-- GIVEN PROBLEM --
Set the listing down unchanged, minus every embedded image.

-- RECORD EXCERPTS --
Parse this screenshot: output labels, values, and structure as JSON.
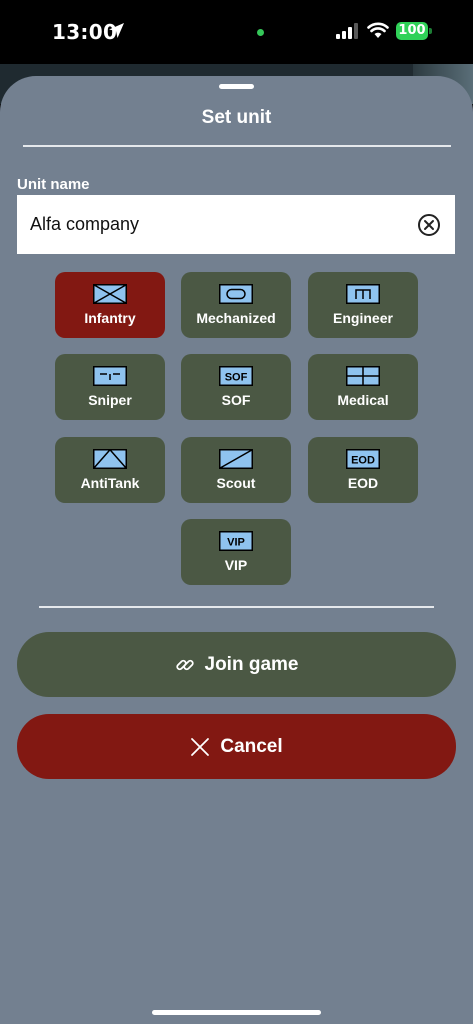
{
  "status_bar": {
    "time": "13:00",
    "battery": "100",
    "icons": [
      "location-arrow-icon",
      "signal-icon",
      "wifi-icon",
      "battery-icon"
    ]
  },
  "sheet": {
    "title": "Set unit"
  },
  "unit_name": {
    "label": "Unit name",
    "value": "Alfa company",
    "clear_icon": "clear-circle-x-icon"
  },
  "units": [
    {
      "id": "infantry",
      "label": "Infantry",
      "symbol": "",
      "selected": true
    },
    {
      "id": "mechanized",
      "label": "Mechanized",
      "symbol": "",
      "selected": false
    },
    {
      "id": "engineer",
      "label": "Engineer",
      "symbol": "",
      "selected": false
    },
    {
      "id": "sniper",
      "label": "Sniper",
      "symbol": "",
      "selected": false
    },
    {
      "id": "sof",
      "label": "SOF",
      "symbol": "SOF",
      "selected": false
    },
    {
      "id": "medical",
      "label": "Medical",
      "symbol": "",
      "selected": false
    },
    {
      "id": "antitank",
      "label": "AntiTank",
      "symbol": "",
      "selected": false
    },
    {
      "id": "scout",
      "label": "Scout",
      "symbol": "",
      "selected": false
    },
    {
      "id": "eod",
      "label": "EOD",
      "symbol": "EOD",
      "selected": false
    },
    {
      "id": "vip",
      "label": "VIP",
      "symbol": "VIP",
      "selected": false
    }
  ],
  "actions": {
    "join_label": "Join game",
    "join_icon": "link-icon",
    "cancel_label": "Cancel",
    "cancel_icon": "close-x-icon"
  },
  "colors": {
    "sheet_background": "#738090",
    "unit_button": "#4b5844",
    "unit_selected": "#821812",
    "symbol_fill": "#8fc3ef",
    "join_button": "#4b5844",
    "cancel_button": "#821812"
  }
}
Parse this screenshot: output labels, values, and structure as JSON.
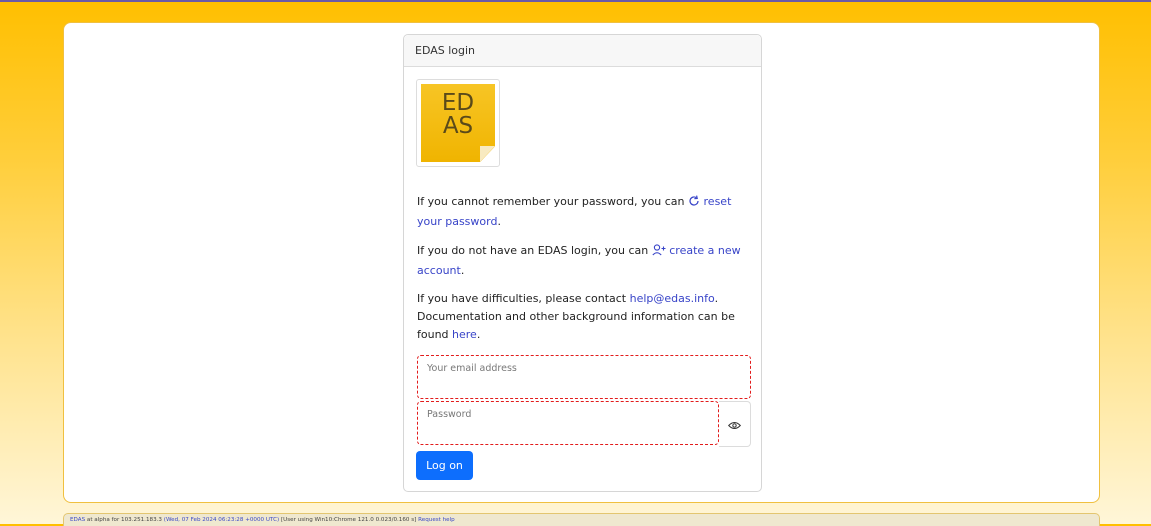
{
  "login": {
    "title": "EDAS login",
    "logo_text_line1": "ED",
    "logo_text_line2": "AS",
    "reset": {
      "before": "If you cannot remember your password, you can ",
      "link": "reset your password",
      "after": "."
    },
    "create": {
      "before": "If you do not have an EDAS login, you can ",
      "link": "create a new account",
      "after": "."
    },
    "contact": {
      "before": "If you have difficulties, please contact ",
      "email": "help@edas.info",
      "middle": ". Documentation and other background information can be found ",
      "here": "here",
      "after": "."
    },
    "email_field": {
      "placeholder": "Your email address",
      "value": ""
    },
    "password_field": {
      "placeholder": "Password",
      "value": ""
    },
    "logon_label": "Log on"
  },
  "footer": {
    "edas": "EDAS",
    "text1": " at alpha for 103.251.183.3 ",
    "timestamp": "(Wed, 07 Feb 2024 06:23:28 +0000 UTC)",
    "text2": " [User using Win10:Chrome 121.0 0.023/0.160 s] ",
    "help": "Request help"
  },
  "icons": {
    "reset": "refresh-icon",
    "create": "add-user-icon",
    "eye": "eye-icon"
  },
  "colors": {
    "primary": "#0d6efd",
    "link": "#3844c8",
    "error": "#e21c1c",
    "logo": "#f7c525"
  }
}
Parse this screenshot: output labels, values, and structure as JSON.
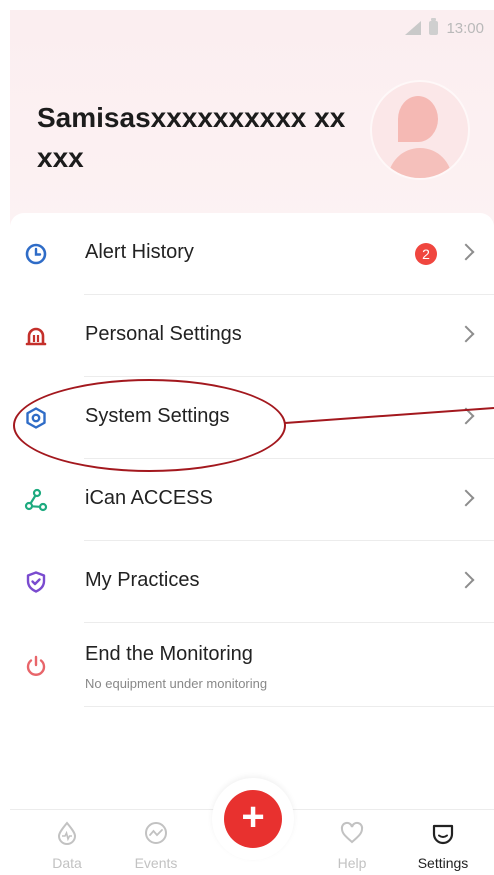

-- TASK RESPONSE --
Parse this screenshot: output labels, values, and structure as JSON.
{
  "status_bar": {
    "time": "13:00",
    "battery": "100",
    "icons": [
      "location-arrow-icon",
      "signal-icon",
      "wifi-icon",
      "battery-icon"
    ]
  },
  "sheet": {
    "title": "Set unit"
  },
  "unit_name": {
    "label": "Unit name",
    "value": "Alfa company",
    "clear_icon": "clear-circle-x-icon"
  },
  "units": [
    {
      "id": "infantry",
      "label": "Infantry",
      "symbol": "",
      "selected": true
    },
    {
      "id": "mechanized",
      "label": "Mechanized",
      "symbol": "",
      "selected": false
    },
    {
      "id": "engineer",
      "label": "Engineer",
      "symbol": "",
      "selected": false
    },
    {
      "id": "sniper",
      "label": "Sniper",
      "symbol": "",
      "selected": false
    },
    {
      "id": "sof",
      "label": "SOF",
      "symbol": "SOF",
      "selected": false
    },
    {
      "id": "medical",
      "label": "Medical",
      "symbol": "",
      "selected": false
    },
    {
      "id": "antitank",
      "label": "AntiTank",
      "symbol": "",
      "selected": false
    },
    {
      "id": "scout",
      "label": "Scout",
      "symbol": "",
      "selected": false
    },
    {
      "id": "eod",
      "label": "EOD",
      "symbol": "EOD",
      "selected": false
    },
    {
      "id": "vip",
      "label": "VIP",
      "symbol": "VIP",
      "selected": false
    }
  ],
  "actions": {
    "join_label": "Join game",
    "join_icon": "link-icon",
    "cancel_label": "Cancel",
    "cancel_icon": "close-x-icon"
  },
  "colors": {
    "sheet_background": "#738090",
    "unit_button": "#4b5844",
    "unit_selected": "#821812",
    "symbol_fill": "#8fc3ef",
    "join_button": "#4b5844",
    "cancel_button": "#821812"
  }
}
Parse this screenshot: output labels, values, and structure as JSON.
{
  "login": {
    "title": "EDAS login",
    "logo_text_line1": "ED",
    "logo_text_line2": "AS",
    "reset": {
      "before": "If you cannot remember your password, you can ",
      "link": "reset your password",
      "after": "."
    },
    "create": {
      "before": "If you do not have an EDAS login, you can ",
      "link": "create a new account",
      "after": "."
    },
    "contact": {
      "before": "If you have difficulties, please contact ",
      "email": "help@edas.info",
      "middle": ". Documentation and other background information can be found ",
      "here": "here",
      "after": "."
    },
    "email_field": {
      "placeholder": "Your email address",
      "value": ""
    },
    "password_field": {
      "placeholder": "Password",
      "value": ""
    },
    "logon_label": "Log on"
  },
  "footer": {
    "edas": "EDAS",
    "text1": " at alpha for 103.251.183.3 ",
    "timestamp": "(Wed, 07 Feb 2024 06:23:28 +0000 UTC)",
    "text2": " [User using Win10:Chrome 121.0 0.023/0.160 s] ",
    "help": "Request help"
  },
  "icons": {
    "reset": "refresh-icon",
    "create": "add-user-icon",
    "eye": "eye-icon"
  },
  "colors": {
    "primary": "#0d6efd",
    "link": "#3844c8",
    "error": "#e21c1c",
    "logo": "#f7c525"
  }
}
Parse this screenshot: output labels, values, and structure as JSON.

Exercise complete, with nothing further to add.